**AIM:** Transcribe each entry below exactly. Pictures do not go in the copy.

**MATERIAL PROVIDED:**
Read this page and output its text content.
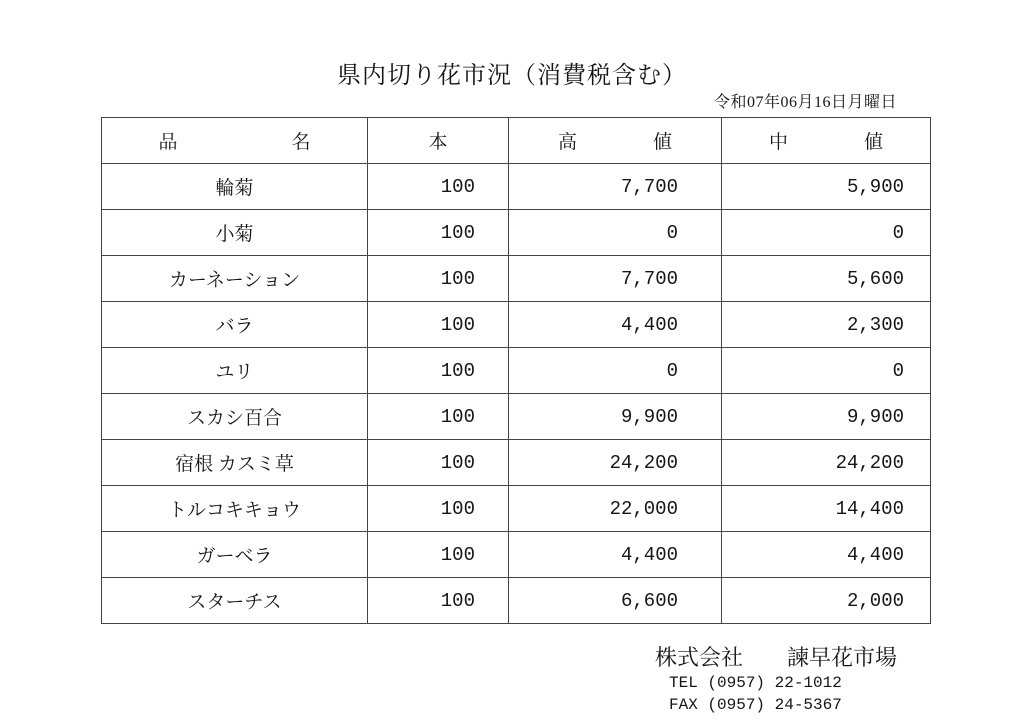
県内切り花市況（消費税含む）
令和07年06月16日月曜日
品　　　　　　名	本	高　　　　値	中　　　　値
輪菊	100	7,700	5,900
小菊	100	0	0
カーネーション	100	7,700	5,600
バラ	100	4,400	2,300
ユリ	100	0	0
スカシ百合	100	9,900	9,900
宿根 カスミ草	100	24,200	24,200
トルコキキョウ	100	22,000	14,400
ガーベラ	100	4,400	4,400
スターチス	100	6,600	2,000
株式会社　　諫早花市場
TEL (0957) 22-1012
FAX (0957) 24-5367
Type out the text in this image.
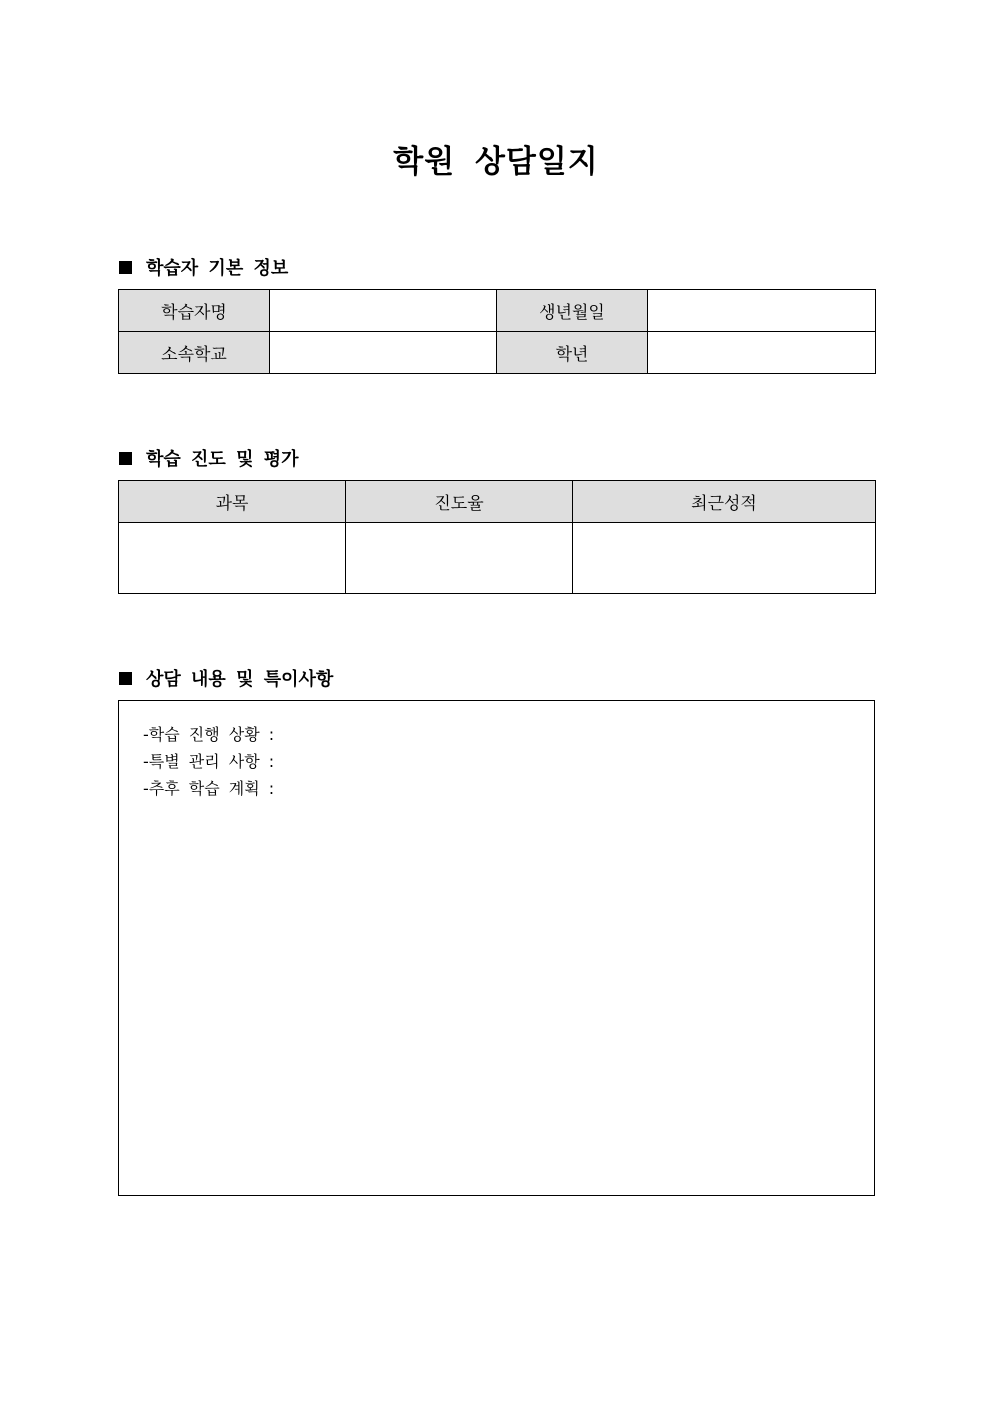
학원 상담일지
학습자 기본 정보
학습자명		생년월일	
소속학교		학년	
학습 진도 및 평가
과목	진도율	최근성적

상담 내용 및 특이사항
-학습 진행 상황 :
-특별 관리 사항 :
-추후 학습 계획 :
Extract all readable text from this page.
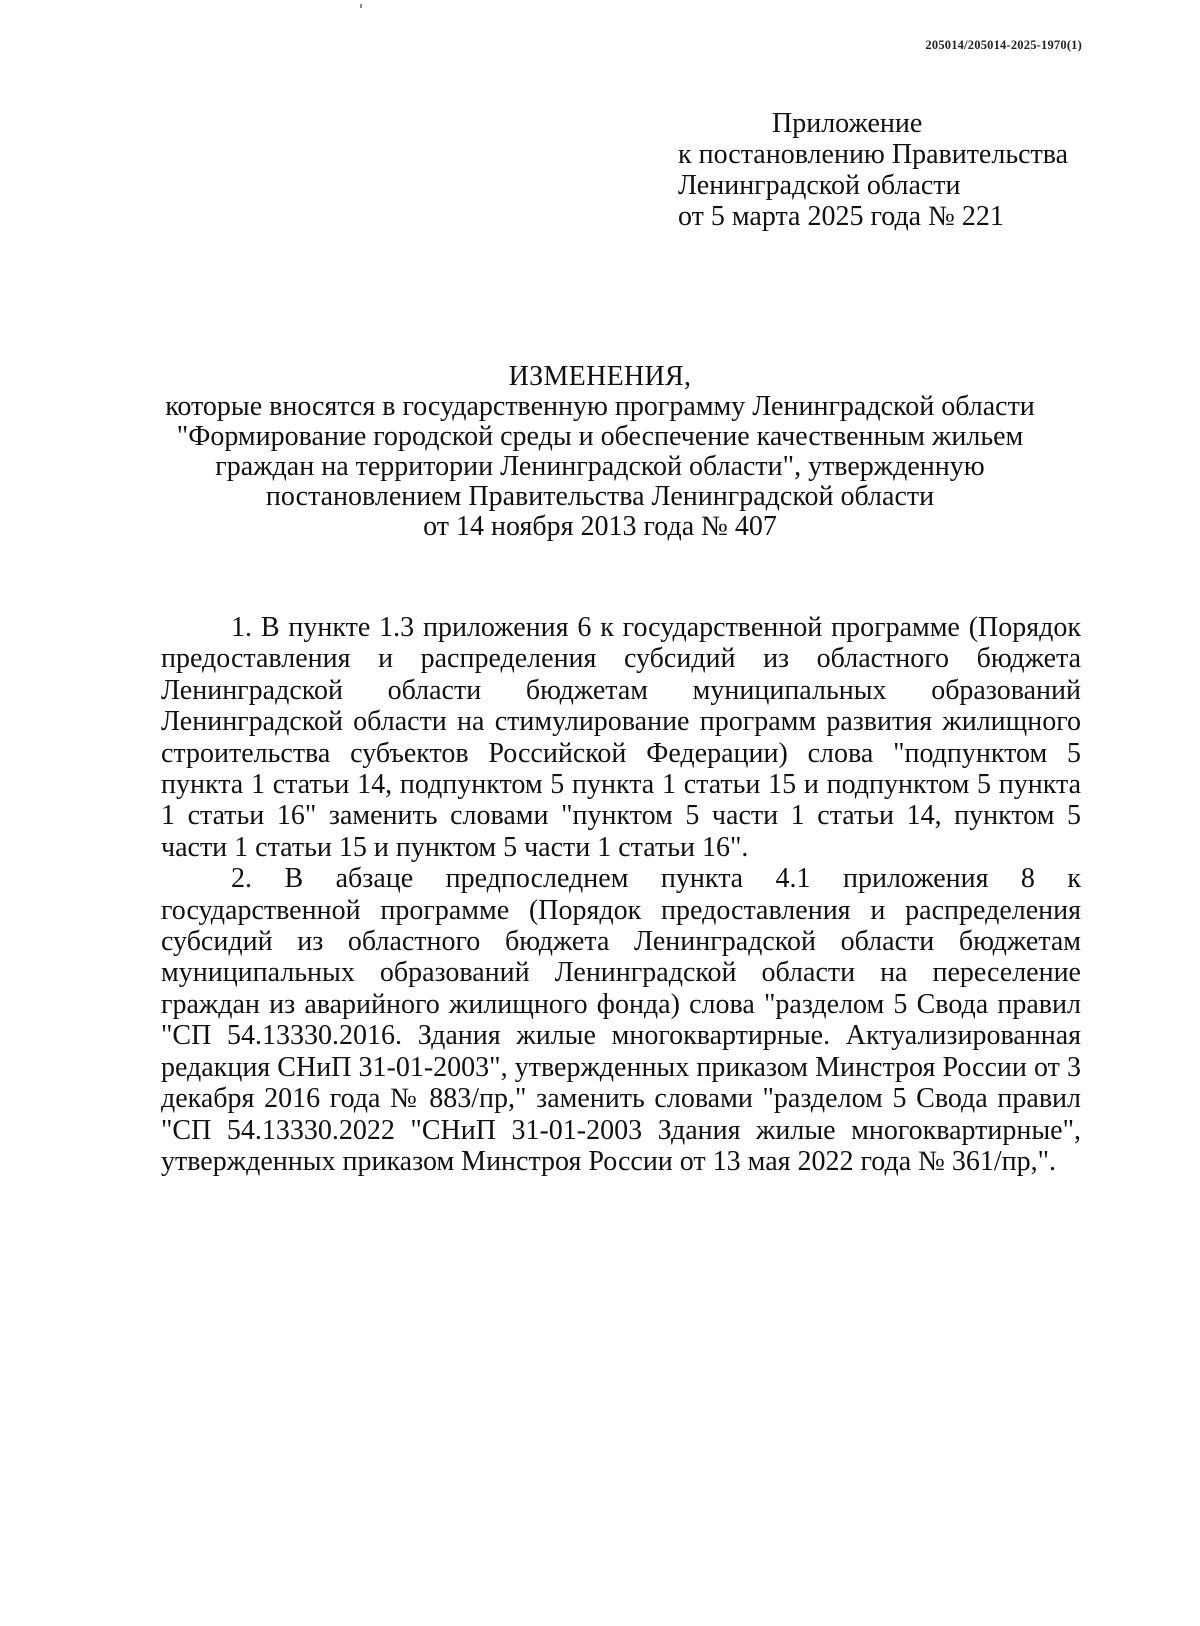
205014/205014-2025-1970(1)
Приложение
к постановлению Правительства
Ленинградской области
от 5 марта 2025 года № 221
ИЗМЕНЕНИЯ,
которые вносятся в государственную программу Ленинградской области
"Формирование городской среды и обеспечение качественным жильем
граждан на территории Ленинградской области", утвержденную
постановлением Правительства Ленинградской области
от 14 ноября 2013 года № 407

1. В пункте 1.3 приложения 6 к государственной программе (Порядок предоставления и распределения субсидий из областного бюджета Ленинградской области бюджетам муниципальных образований Ленинградской области на стимулирование программ развития жилищного строительства субъектов Российской Федерации) слова "подпунктом 5 пункта 1 статьи 14, подпунктом 5 пункта 1 статьи 15 и подпунктом 5 пункта 1 статьи 16" заменить словами "пунктом 5 части 1 статьи 14, пунктом 5 части 1 статьи 15 и пунктом 5 части 1 статьи 16".

2. В абзаце предпоследнем пункта 4.1 приложения 8 к государственной программе (Порядок предоставления и распределения субсидий из областного бюджета Ленинградской области бюджетам муниципальных образований Ленинградской области на переселение граждан из аварийного жилищного фонда) слова "разделом 5 Свода правил "СП 54.13330.2016. Здания жилые многоквартирные. Актуализированная редакция СНиП 31-01-2003", утвержденных приказом Минстроя России от 3 декабря 2016 года № 883/пр," заменить словами "разделом 5 Свода правил "СП 54.13330.2022 "СНиП 31-01-2003 Здания жилые многоквартирные", утвержденных приказом Минстроя России от 13 мая 2022 года № 361/пр,".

**RESULT:**
Read this page and output its text content.
県内切り花市況（消費税含む）
令和07年06月16日月曜日
品　　　　　　名	本	高　　　　値	中　　　　値
輪菊	100	7,700	5,900
小菊	100	0	0
カーネーション	100	7,700	5,600
バラ	100	4,400	2,300
ユリ	100	0	0
スカシ百合	100	9,900	9,900
宿根 カスミ草	100	24,200	24,200
トルコキキョウ	100	22,000	14,400
ガーベラ	100	4,400	4,400
スターチス	100	6,600	2,000
株式会社　　諫早花市場
TEL (0957) 22-1012
FAX (0957) 24-5367
Type out the text in this image.
학원 상담일지
학습자 기본 정보
학습자명		생년월일	
소속학교		학년	
학습 진도 및 평가
과목	진도율	최근성적

상담 내용 및 특이사항
-학습 진행 상황 :
-특별 관리 사항 :
-추후 학습 계획 :
Extract all readable text from this page.
205014/205014-2025-1970(1)
Приложение
к постановлению Правительства
Ленинградской области
от 5 марта 2025 года № 221
ИЗМЕНЕНИЯ,
которые вносятся в государственную программу Ленинградской области
"Формирование городской среды и обеспечение качественным жильем
граждан на территории Ленинградской области", утвержденную
постановлением Правительства Ленинградской области
от 14 ноября 2013 года № 407

1. В пункте 1.3 приложения 6 к государственной программе (Порядок предоставления и распределения субсидий из областного бюджета Ленинградской области бюджетам муниципальных образований Ленинградской области на стимулирование программ развития жилищного строительства субъектов Российской Федерации) слова "подпунктом 5 пункта 1 статьи 14, подпунктом 5 пункта 1 статьи 15 и подпунктом 5 пункта 1 статьи 16" заменить словами "пунктом 5 части 1 статьи 14, пунктом 5 части 1 статьи 15 и пунктом 5 части 1 статьи 16".

2. В абзаце предпоследнем пункта 4.1 приложения 8 к государственной программе (Порядок предоставления и распределения субсидий из областного бюджета Ленинградской области бюджетам муниципальных образований Ленинградской области на переселение граждан из аварийного жилищного фонда) слова "разделом 5 Свода правил "СП 54.13330.2016. Здания жилые многоквартирные. Актуализированная редакция СНиП 31-01-2003", утвержденных приказом Минстроя России от 3 декабря 2016 года № 883/пр," заменить словами "разделом 5 Свода правил "СП 54.13330.2022 "СНиП 31-01-2003 Здания жилые многоквартирные", утвержденных приказом Минстроя России от 13 мая 2022 года № 361/пр,".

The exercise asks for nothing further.